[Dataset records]
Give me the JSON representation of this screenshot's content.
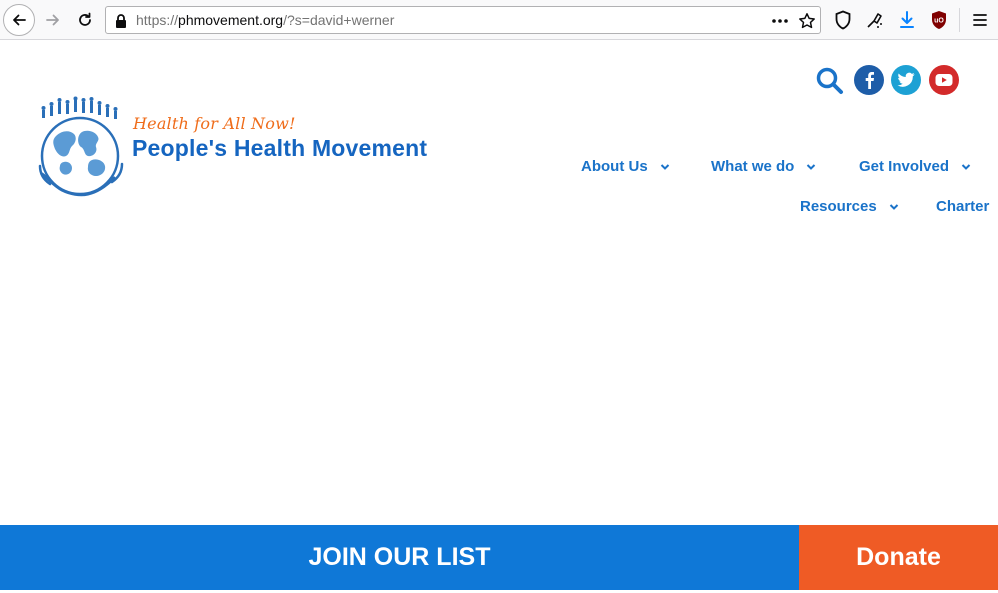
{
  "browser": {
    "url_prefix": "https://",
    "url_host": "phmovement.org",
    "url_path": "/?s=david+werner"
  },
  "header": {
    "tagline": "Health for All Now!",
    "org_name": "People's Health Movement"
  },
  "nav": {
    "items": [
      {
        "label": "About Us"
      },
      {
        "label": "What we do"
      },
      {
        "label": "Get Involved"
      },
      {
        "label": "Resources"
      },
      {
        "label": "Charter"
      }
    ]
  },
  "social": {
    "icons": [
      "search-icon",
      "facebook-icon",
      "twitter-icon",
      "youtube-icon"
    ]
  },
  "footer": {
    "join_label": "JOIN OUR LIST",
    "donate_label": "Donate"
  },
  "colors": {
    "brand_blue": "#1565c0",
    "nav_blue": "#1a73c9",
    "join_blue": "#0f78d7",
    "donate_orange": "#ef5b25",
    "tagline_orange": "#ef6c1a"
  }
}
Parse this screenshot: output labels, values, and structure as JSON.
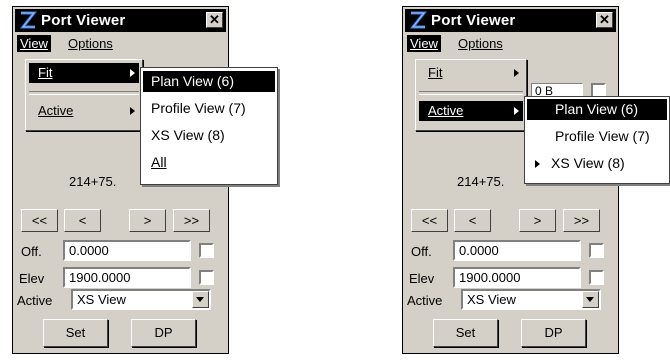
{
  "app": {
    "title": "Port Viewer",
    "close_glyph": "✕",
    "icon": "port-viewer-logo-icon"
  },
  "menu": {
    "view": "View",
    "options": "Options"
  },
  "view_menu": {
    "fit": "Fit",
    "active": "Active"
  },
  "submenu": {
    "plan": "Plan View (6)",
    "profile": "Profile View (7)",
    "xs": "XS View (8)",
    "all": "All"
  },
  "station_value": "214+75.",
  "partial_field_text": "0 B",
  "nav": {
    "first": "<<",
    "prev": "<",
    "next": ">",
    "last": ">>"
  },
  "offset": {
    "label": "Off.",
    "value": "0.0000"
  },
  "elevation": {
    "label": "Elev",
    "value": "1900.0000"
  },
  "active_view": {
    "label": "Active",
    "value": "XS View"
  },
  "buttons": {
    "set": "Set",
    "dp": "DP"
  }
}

==

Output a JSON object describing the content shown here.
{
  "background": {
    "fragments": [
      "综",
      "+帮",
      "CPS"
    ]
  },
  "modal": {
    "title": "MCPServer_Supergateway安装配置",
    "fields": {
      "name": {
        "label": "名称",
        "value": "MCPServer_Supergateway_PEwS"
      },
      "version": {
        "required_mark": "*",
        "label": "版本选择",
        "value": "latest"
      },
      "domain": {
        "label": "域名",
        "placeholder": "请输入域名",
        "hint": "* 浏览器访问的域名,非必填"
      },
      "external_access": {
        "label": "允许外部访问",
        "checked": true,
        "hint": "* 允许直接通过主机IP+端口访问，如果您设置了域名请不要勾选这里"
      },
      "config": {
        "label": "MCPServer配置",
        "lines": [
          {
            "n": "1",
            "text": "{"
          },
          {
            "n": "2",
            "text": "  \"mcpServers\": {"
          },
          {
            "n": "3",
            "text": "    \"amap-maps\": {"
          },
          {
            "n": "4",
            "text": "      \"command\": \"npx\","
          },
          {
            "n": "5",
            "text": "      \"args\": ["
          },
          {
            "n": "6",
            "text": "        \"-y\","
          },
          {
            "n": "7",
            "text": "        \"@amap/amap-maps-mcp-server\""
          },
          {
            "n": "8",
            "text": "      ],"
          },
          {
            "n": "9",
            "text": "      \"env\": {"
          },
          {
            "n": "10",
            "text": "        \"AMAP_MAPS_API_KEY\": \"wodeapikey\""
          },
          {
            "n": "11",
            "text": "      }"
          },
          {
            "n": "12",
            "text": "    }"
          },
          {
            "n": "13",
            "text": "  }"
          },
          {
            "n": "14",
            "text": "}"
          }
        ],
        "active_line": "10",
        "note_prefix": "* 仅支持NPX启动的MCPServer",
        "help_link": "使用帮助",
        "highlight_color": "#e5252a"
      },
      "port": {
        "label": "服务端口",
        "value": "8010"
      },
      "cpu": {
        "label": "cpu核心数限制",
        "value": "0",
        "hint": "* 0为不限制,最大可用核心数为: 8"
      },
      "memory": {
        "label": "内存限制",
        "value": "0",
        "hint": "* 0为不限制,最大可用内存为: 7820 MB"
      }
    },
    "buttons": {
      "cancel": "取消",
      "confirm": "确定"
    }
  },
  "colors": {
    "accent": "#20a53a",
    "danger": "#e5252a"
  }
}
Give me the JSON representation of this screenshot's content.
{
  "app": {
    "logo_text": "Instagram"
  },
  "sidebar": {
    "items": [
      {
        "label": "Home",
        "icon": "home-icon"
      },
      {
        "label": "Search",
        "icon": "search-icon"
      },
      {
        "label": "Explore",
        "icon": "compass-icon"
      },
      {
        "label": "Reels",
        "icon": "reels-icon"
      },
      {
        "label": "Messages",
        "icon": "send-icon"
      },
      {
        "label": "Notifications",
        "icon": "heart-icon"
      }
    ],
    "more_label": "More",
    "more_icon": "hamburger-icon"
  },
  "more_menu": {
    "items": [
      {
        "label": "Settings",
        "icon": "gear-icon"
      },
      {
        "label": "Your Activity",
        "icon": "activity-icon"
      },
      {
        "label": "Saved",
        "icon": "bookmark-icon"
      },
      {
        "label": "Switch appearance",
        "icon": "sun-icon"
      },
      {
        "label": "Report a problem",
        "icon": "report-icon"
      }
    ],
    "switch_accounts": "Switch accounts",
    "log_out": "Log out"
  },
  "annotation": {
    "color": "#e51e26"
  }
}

§ WHAT THE TASK REQUIRES
Determine how many lines include the string "Switch". Give no answer but the number.

§ ANSWER TO THIS PROBLEM
2